*EXERCISE*: All lines of the records below that contain the word "antibody" must be listed.

• • •

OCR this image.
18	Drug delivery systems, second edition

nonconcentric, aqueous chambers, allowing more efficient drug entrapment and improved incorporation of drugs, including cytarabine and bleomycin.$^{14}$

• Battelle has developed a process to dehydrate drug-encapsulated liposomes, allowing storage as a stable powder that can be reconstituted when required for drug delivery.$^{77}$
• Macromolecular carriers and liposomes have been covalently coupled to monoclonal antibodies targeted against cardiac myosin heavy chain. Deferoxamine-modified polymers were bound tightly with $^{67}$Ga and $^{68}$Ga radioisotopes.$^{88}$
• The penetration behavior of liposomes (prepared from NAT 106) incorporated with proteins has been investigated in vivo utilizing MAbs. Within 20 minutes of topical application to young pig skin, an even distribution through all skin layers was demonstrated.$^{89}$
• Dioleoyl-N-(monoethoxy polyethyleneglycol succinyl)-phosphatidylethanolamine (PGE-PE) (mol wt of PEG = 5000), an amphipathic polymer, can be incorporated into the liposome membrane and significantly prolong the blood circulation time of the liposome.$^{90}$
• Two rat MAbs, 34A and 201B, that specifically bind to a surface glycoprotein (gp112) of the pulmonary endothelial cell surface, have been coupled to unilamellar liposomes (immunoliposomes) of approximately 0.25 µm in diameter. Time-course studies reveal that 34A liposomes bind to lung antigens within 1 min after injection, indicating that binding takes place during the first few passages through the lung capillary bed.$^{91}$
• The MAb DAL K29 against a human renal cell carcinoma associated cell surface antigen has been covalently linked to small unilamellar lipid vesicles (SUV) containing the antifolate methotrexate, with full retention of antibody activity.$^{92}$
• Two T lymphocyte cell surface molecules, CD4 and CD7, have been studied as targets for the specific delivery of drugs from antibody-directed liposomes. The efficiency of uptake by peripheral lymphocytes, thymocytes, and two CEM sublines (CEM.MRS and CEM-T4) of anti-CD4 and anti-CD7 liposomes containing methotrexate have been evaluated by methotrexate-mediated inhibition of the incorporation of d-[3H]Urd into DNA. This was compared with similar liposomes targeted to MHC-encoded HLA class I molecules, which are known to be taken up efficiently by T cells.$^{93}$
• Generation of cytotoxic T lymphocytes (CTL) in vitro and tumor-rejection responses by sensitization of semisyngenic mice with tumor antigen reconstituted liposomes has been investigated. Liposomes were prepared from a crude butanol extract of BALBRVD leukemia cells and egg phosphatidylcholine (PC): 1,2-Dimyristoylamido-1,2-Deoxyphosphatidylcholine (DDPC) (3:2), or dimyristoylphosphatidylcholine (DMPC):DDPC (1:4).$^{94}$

• • •

*TASK RESPONSE*:
• The MAb DAL K29 against a human renal cell carcinoma associated cell surface antigen has been covalently linked to small unilamellar lipid vesicles (SUV) containing the antifolate methotrexate, with full retention of antibody activity.$^{92}$
• Two T lymphocyte cell surface molecules, CD4 and CD7, have been studied as targets for the specific delivery of drugs from antibody-directed liposomes. The efficiency of uptake by peripheral lymphocytes, thymocytes, and two CEM sublines (CEM.MRS and CEM-T4) of anti-CD4 and anti-CD7 liposomes containing methotrexate have been evaluated by methotrexate-mediated inhibition of the incorporation of d-[3H]Urd into DNA. This was compared with similar liposomes targeted to MHC-encoded HLA class I molecules, which are known to be taken up efficiently by T cells.$^{93}$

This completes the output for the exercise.